• [Aim of the exercise]:
Look through the data below. Collect every line where the word "name" occurs.

Extracts from a graphics dataset
+===+

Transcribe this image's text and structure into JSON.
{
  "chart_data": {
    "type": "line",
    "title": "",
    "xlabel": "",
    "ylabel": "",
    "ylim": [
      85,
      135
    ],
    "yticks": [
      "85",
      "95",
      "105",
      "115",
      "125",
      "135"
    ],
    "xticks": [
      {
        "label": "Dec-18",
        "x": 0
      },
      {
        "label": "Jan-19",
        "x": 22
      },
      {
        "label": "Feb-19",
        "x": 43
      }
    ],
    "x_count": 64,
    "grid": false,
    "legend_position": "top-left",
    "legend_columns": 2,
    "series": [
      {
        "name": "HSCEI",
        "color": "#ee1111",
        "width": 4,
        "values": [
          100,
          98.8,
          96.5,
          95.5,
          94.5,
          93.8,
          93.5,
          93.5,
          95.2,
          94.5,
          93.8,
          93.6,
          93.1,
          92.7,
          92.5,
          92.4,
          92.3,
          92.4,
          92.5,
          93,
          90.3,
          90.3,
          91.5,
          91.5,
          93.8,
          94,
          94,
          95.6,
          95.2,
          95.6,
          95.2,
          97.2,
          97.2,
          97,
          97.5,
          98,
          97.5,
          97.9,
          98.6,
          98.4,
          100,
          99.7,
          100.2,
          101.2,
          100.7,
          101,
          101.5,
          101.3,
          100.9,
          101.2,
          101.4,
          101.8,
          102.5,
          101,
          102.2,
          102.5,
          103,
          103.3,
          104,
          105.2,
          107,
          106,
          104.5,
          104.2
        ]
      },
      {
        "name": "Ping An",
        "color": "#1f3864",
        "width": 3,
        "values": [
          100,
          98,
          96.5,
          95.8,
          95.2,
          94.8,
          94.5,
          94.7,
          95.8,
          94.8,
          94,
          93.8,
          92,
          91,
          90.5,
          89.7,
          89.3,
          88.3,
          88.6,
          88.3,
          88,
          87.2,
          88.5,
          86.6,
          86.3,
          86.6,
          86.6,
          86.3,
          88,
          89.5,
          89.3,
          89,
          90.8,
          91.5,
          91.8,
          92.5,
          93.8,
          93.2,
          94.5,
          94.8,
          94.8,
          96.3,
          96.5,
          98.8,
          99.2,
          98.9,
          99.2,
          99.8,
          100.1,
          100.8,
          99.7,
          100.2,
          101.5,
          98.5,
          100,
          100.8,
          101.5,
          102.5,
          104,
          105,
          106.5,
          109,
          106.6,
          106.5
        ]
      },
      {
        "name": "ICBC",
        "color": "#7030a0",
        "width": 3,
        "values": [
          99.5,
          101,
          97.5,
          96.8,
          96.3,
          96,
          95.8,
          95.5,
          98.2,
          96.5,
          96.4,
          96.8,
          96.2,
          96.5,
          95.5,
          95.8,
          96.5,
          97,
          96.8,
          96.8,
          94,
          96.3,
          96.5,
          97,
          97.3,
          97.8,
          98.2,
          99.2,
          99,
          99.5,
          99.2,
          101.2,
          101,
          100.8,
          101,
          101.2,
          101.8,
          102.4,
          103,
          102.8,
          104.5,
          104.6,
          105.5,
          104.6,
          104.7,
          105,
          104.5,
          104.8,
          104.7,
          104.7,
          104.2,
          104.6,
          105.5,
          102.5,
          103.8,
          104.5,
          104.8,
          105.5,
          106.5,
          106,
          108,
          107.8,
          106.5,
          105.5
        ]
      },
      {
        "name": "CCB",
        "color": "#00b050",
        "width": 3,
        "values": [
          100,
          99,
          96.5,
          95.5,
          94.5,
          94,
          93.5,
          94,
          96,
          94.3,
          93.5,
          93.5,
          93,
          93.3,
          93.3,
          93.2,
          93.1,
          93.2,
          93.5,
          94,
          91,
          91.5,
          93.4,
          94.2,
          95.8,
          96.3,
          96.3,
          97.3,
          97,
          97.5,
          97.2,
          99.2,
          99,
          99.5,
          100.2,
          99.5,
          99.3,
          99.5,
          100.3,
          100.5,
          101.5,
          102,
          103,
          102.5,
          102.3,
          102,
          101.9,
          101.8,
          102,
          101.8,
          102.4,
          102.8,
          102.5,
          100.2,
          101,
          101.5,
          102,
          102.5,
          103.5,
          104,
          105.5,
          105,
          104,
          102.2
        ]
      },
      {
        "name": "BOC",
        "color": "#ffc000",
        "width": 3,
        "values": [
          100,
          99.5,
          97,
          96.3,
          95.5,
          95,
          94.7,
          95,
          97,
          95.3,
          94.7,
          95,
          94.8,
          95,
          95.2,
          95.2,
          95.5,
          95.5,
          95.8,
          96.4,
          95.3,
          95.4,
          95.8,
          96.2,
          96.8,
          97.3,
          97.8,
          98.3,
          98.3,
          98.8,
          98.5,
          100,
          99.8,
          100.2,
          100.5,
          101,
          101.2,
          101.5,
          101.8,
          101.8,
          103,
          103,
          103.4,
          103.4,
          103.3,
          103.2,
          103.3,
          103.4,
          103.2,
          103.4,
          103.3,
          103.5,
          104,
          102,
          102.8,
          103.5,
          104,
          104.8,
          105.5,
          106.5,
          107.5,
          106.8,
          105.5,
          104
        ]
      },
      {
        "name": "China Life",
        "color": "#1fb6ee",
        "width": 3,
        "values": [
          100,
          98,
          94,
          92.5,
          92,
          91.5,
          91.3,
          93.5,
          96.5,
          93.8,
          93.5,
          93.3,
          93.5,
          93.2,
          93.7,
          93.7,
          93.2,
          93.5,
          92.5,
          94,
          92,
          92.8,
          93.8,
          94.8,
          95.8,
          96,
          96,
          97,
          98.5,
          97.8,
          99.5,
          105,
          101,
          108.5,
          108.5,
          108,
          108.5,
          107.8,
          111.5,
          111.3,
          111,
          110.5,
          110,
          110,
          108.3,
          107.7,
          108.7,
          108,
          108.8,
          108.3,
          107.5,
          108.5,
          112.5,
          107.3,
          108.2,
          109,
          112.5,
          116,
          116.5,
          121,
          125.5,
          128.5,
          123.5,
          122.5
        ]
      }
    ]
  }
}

+===+

• [Solved problem]:
        "name": "HSCEI",
        "name": "Ping An",
        "name": "ICBC",
        "name": "CCB",
        "name": "BOC",
        "name": "China Life",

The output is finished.